## Material for this exercise
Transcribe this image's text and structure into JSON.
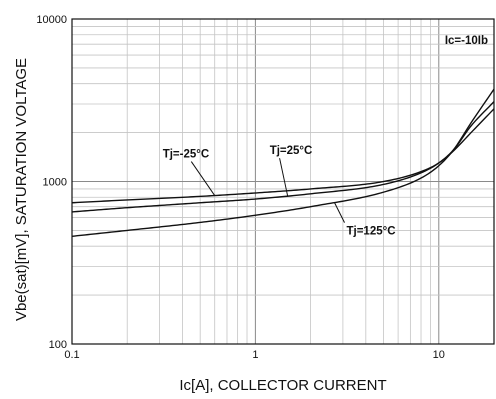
{
  "chart_data": {
    "type": "line",
    "title": "",
    "xlabel": "Ic[A], COLLECTOR CURRENT",
    "ylabel": "Vbe(sat)[mV], SATURATION VOLTAGE",
    "xscale": "log",
    "yscale": "log",
    "xlim": [
      0.1,
      20
    ],
    "ylim": [
      100,
      10000
    ],
    "x_ticks": [
      {
        "value": 0.1,
        "label": "0.1"
      },
      {
        "value": 1,
        "label": "1"
      },
      {
        "value": 10,
        "label": "10"
      }
    ],
    "y_ticks": [
      {
        "value": 100,
        "label": "100"
      },
      {
        "value": 1000,
        "label": "1000"
      },
      {
        "value": 10000,
        "label": "10000"
      }
    ],
    "grid": true,
    "condition_label": "Ic=-10Ib",
    "series": [
      {
        "name": "Tj=-25°C",
        "x": [
          0.1,
          0.2,
          0.5,
          1,
          2,
          5,
          8,
          10,
          12,
          15,
          20
        ],
        "y": [
          740,
          770,
          810,
          850,
          900,
          1000,
          1150,
          1300,
          1540,
          2000,
          2800
        ]
      },
      {
        "name": "Tj=25°C",
        "x": [
          0.1,
          0.2,
          0.5,
          1,
          2,
          5,
          8,
          10,
          12,
          15,
          20
        ],
        "y": [
          650,
          690,
          740,
          780,
          840,
          960,
          1130,
          1300,
          1560,
          2200,
          3100
        ]
      },
      {
        "name": "Tj=125°C",
        "x": [
          0.1,
          0.2,
          0.5,
          1,
          2,
          5,
          8,
          10,
          12,
          15,
          20
        ],
        "y": [
          460,
          500,
          560,
          620,
          700,
          860,
          1050,
          1250,
          1560,
          2300,
          3700
        ]
      }
    ],
    "annotations": [
      {
        "text": "Tj=-25°C",
        "series": 0,
        "at_x": 0.6
      },
      {
        "text": "Tj=25°C",
        "series": 1,
        "at_x": 1.5
      },
      {
        "text": "Tj=125°C",
        "series": 2,
        "at_x": 2.7
      }
    ]
  }
}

## The exercise
Without the pictures, repeat all the records word for word.

## Solution to this exercise
Transcribe this image's text and structure into JSON.
{
  "chart_data": {
    "type": "line",
    "title": "",
    "xlabel": "Ic[A], COLLECTOR CURRENT",
    "ylabel": "Vbe(sat)[mV], SATURATION VOLTAGE",
    "xscale": "log",
    "yscale": "log",
    "xlim": [
      0.1,
      20
    ],
    "ylim": [
      100,
      10000
    ],
    "x_ticks": [
      {
        "value": 0.1,
        "label": "0.1"
      },
      {
        "value": 1,
        "label": "1"
      },
      {
        "value": 10,
        "label": "10"
      }
    ],
    "y_ticks": [
      {
        "value": 100,
        "label": "100"
      },
      {
        "value": 1000,
        "label": "1000"
      },
      {
        "value": 10000,
        "label": "10000"
      }
    ],
    "grid": true,
    "condition_label": "Ic=-10Ib",
    "series": [
      {
        "name": "Tj=-25°C",
        "x": [
          0.1,
          0.2,
          0.5,
          1,
          2,
          5,
          8,
          10,
          12,
          15,
          20
        ],
        "y": [
          740,
          770,
          810,
          850,
          900,
          1000,
          1150,
          1300,
          1540,
          2000,
          2800
        ]
      },
      {
        "name": "Tj=25°C",
        "x": [
          0.1,
          0.2,
          0.5,
          1,
          2,
          5,
          8,
          10,
          12,
          15,
          20
        ],
        "y": [
          650,
          690,
          740,
          780,
          840,
          960,
          1130,
          1300,
          1560,
          2200,
          3100
        ]
      },
      {
        "name": "Tj=125°C",
        "x": [
          0.1,
          0.2,
          0.5,
          1,
          2,
          5,
          8,
          10,
          12,
          15,
          20
        ],
        "y": [
          460,
          500,
          560,
          620,
          700,
          860,
          1050,
          1250,
          1560,
          2300,
          3700
        ]
      }
    ],
    "annotations": [
      {
        "text": "Tj=-25°C",
        "series": 0,
        "at_x": 0.6
      },
      {
        "text": "Tj=25°C",
        "series": 1,
        "at_x": 1.5
      },
      {
        "text": "Tj=125°C",
        "series": 2,
        "at_x": 2.7
      }
    ]
  }
}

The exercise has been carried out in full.